* **REQUIRED TASK**
Count how many lines hold the string "this", and give only that number.

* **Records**
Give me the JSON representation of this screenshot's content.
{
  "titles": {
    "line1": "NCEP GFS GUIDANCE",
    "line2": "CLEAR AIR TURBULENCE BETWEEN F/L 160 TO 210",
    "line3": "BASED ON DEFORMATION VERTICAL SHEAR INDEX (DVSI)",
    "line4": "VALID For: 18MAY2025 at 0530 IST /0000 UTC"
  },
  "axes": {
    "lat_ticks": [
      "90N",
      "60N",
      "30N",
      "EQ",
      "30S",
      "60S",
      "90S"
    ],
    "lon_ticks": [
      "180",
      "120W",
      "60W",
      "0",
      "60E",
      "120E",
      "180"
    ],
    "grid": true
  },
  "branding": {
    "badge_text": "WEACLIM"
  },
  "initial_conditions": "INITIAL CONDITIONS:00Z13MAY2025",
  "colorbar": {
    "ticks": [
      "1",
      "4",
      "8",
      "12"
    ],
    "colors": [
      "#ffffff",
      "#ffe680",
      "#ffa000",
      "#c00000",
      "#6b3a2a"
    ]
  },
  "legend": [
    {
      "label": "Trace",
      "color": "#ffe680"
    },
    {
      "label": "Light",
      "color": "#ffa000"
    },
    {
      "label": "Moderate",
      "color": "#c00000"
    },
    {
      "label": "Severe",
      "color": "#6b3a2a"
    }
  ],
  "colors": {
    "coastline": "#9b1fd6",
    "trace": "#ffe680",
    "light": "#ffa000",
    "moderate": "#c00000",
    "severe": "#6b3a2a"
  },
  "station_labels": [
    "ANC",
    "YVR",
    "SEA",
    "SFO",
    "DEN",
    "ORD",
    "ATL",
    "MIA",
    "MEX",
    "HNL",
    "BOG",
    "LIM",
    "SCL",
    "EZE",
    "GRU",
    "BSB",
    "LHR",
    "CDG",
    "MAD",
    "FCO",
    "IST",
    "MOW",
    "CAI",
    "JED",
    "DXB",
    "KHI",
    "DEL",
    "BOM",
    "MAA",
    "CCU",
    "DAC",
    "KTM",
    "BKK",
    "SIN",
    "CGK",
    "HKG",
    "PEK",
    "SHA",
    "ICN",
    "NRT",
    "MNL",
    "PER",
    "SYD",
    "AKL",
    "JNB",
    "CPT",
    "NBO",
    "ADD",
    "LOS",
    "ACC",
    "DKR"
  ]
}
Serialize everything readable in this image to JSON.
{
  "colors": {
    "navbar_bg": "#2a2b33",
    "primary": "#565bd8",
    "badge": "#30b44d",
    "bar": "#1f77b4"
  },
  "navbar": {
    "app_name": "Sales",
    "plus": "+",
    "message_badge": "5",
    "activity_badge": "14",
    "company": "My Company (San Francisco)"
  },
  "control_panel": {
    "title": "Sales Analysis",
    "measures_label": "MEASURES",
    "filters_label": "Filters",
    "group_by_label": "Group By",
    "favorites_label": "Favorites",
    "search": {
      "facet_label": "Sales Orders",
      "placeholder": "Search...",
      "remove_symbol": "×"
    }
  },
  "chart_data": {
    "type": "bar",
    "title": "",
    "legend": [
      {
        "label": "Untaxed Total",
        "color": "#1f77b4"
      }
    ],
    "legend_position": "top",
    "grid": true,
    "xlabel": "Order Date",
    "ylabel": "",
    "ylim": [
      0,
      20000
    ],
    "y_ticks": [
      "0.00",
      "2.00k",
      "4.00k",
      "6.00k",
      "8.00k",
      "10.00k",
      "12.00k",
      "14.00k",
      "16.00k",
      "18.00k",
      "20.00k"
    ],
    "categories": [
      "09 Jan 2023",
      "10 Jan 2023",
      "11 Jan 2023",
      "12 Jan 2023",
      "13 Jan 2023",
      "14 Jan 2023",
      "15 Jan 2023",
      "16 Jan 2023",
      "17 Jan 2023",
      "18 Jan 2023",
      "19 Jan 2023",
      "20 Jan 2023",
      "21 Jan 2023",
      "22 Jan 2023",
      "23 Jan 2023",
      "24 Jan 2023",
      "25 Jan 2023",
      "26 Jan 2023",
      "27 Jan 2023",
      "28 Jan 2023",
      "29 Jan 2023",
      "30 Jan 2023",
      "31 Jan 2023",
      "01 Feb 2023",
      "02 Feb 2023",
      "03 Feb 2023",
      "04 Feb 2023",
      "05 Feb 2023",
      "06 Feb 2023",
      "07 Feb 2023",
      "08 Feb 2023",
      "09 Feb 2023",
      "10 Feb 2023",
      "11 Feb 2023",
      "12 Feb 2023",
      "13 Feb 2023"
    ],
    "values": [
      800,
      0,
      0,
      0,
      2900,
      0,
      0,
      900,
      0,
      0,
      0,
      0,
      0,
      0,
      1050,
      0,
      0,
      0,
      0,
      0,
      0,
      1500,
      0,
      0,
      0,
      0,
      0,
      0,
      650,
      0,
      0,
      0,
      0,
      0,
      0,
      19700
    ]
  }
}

* **PROBLEM SOLUTION**
2